*What to work on*.
List all lines of the data that include the string "judicial".

** START OF Input records **

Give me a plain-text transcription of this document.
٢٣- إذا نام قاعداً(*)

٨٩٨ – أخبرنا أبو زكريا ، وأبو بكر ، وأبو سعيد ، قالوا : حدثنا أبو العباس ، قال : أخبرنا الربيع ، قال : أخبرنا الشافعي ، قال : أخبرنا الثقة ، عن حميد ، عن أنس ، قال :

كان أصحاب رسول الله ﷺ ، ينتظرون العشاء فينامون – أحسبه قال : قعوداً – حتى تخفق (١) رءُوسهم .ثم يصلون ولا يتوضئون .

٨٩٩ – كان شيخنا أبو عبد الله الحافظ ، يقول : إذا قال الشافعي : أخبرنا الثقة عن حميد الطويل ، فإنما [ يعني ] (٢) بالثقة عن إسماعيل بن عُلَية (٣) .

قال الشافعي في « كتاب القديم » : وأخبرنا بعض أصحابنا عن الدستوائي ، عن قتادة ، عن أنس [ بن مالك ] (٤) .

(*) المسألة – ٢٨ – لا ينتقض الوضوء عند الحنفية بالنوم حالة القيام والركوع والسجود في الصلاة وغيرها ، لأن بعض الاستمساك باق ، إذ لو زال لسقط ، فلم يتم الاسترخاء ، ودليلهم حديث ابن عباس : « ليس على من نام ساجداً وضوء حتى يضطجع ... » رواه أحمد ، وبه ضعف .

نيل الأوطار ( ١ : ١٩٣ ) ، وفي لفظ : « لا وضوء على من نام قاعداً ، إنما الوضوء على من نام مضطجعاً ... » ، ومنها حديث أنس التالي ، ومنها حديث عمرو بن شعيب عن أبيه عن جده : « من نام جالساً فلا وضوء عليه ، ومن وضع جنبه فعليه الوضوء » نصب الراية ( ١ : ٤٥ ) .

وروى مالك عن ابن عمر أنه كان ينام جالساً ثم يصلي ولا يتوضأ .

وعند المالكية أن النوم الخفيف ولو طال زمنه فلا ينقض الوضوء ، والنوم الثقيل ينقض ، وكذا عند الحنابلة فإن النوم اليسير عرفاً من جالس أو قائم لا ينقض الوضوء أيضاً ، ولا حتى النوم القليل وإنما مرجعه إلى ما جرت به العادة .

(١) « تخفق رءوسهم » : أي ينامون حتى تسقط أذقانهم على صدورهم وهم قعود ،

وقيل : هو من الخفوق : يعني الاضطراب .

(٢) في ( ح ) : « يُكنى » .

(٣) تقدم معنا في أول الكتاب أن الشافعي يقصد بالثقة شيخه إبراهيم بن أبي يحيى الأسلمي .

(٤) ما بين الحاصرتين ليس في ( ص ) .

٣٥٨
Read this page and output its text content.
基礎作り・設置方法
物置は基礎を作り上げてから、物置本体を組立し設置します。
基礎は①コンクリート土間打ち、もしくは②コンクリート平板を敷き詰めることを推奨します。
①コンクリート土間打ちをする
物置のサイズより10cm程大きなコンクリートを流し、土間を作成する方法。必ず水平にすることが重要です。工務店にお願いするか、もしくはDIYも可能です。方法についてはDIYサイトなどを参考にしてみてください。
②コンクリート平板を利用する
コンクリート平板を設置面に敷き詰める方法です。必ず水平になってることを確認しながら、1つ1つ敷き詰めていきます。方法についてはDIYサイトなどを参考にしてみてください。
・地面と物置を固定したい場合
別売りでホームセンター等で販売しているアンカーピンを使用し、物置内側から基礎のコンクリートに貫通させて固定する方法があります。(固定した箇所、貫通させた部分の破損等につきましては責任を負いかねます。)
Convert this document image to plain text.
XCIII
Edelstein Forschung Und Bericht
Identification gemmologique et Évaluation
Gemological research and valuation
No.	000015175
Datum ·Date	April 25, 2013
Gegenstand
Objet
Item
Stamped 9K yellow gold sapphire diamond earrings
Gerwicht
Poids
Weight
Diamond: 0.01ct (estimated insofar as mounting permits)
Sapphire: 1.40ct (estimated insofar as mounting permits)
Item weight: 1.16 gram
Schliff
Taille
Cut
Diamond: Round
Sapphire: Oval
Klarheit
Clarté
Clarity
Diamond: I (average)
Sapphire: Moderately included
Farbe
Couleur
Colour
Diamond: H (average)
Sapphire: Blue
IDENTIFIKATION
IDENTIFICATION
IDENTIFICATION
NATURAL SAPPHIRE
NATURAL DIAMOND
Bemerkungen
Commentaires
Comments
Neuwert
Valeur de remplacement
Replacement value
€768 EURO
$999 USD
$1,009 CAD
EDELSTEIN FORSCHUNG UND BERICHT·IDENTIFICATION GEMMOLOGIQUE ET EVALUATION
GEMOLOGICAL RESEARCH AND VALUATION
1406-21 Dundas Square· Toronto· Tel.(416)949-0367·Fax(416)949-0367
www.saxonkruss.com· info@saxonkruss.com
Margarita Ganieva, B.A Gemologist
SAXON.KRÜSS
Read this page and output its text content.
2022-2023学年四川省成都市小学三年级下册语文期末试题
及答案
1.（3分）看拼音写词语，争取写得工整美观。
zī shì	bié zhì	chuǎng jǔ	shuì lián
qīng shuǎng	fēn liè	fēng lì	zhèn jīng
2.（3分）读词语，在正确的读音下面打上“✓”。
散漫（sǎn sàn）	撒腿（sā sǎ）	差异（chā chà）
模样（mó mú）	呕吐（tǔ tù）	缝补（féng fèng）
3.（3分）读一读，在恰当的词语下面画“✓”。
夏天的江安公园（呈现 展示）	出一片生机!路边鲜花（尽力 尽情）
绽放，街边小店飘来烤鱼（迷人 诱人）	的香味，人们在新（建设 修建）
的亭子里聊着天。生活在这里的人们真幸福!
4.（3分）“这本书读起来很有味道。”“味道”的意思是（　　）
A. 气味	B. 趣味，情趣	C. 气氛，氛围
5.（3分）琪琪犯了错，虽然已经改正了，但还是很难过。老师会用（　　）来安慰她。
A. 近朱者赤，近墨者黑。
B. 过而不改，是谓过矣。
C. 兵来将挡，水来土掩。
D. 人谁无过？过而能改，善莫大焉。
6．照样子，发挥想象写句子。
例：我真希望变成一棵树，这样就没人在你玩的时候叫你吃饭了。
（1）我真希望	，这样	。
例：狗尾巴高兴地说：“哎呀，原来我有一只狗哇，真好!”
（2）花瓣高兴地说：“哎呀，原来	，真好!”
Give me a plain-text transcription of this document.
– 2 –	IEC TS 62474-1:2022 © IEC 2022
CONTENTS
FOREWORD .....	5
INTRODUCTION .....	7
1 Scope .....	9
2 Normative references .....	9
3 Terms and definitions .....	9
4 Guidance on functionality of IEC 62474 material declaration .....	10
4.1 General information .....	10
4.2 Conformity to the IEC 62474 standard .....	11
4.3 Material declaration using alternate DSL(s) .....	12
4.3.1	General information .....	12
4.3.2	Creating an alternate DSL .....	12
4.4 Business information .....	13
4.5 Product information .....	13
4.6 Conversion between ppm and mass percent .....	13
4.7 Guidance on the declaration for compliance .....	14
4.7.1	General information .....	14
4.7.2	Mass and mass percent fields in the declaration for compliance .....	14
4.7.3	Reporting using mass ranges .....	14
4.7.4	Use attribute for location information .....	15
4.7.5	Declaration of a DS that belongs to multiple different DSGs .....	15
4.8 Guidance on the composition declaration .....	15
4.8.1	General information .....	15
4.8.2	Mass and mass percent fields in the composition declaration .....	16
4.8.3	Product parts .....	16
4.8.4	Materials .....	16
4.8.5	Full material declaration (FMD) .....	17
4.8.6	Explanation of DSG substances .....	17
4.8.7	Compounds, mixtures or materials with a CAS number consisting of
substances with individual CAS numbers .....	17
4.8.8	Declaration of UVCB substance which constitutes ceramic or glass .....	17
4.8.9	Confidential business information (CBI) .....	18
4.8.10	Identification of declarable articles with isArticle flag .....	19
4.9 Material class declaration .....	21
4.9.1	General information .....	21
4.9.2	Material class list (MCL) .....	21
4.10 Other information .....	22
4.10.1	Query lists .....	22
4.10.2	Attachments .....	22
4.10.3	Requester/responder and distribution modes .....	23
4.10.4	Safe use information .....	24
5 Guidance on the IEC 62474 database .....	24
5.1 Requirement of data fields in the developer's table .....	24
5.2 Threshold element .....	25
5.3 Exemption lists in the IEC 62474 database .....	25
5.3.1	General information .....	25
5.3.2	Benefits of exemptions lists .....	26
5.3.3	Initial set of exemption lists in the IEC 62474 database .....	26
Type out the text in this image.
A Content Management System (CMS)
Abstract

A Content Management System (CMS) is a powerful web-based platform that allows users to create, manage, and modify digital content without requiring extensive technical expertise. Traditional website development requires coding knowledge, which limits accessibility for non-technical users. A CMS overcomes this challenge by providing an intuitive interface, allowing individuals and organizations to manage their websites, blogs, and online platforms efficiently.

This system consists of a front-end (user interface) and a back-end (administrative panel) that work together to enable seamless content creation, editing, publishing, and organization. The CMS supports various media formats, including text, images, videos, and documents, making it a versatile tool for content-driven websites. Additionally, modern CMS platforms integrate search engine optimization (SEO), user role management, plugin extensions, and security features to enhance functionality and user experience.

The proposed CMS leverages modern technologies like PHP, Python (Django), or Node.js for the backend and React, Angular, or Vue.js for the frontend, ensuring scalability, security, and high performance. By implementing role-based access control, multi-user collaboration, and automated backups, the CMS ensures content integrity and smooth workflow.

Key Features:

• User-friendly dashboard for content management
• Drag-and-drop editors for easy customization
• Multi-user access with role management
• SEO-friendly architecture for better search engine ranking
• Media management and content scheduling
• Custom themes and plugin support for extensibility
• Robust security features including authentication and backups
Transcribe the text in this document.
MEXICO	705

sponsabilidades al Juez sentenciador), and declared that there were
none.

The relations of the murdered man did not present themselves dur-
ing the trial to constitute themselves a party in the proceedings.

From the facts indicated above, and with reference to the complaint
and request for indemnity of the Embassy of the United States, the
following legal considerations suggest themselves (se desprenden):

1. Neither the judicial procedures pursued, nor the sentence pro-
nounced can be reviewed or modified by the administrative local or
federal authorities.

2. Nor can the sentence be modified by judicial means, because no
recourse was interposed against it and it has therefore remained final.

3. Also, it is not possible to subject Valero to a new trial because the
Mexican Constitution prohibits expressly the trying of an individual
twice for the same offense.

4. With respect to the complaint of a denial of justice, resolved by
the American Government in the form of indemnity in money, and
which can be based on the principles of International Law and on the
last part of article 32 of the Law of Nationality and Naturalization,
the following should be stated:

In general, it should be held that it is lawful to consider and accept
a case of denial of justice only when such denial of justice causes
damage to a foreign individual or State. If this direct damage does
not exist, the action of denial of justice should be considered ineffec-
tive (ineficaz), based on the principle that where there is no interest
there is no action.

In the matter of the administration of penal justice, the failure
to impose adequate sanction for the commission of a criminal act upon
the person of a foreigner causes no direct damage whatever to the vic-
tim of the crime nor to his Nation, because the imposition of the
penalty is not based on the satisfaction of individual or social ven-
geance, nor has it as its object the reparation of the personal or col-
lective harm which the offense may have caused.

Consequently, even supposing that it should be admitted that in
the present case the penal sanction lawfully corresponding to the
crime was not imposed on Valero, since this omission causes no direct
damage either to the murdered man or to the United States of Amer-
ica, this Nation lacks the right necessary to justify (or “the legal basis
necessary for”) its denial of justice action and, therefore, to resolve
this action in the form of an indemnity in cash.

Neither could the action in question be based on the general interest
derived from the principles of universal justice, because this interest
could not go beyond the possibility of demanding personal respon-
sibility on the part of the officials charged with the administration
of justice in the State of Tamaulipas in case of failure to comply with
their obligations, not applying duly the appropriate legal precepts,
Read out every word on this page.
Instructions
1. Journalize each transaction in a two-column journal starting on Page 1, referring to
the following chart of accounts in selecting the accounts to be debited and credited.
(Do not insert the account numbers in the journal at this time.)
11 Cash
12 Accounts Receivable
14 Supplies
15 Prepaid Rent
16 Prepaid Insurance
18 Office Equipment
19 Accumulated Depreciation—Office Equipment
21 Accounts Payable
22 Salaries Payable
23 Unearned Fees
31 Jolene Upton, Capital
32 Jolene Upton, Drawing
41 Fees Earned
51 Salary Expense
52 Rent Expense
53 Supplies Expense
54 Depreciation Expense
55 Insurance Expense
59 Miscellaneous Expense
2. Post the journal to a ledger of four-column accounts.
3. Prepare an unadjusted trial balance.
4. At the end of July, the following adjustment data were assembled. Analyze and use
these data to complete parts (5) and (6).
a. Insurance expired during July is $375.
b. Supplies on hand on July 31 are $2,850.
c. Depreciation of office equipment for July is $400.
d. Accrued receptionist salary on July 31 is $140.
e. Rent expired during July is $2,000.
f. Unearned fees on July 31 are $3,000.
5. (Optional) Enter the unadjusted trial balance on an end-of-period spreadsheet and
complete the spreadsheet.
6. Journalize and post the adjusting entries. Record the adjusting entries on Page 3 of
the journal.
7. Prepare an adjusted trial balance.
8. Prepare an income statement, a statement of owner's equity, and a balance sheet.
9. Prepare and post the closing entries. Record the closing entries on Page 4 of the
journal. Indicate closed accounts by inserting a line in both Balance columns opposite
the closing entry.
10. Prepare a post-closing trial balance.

** END OF Input records **

*Worked solution*.
1. Neither the judicial procedures pursued, nor the sentence pro-
2. Nor can the sentence be modified by judicial means, because no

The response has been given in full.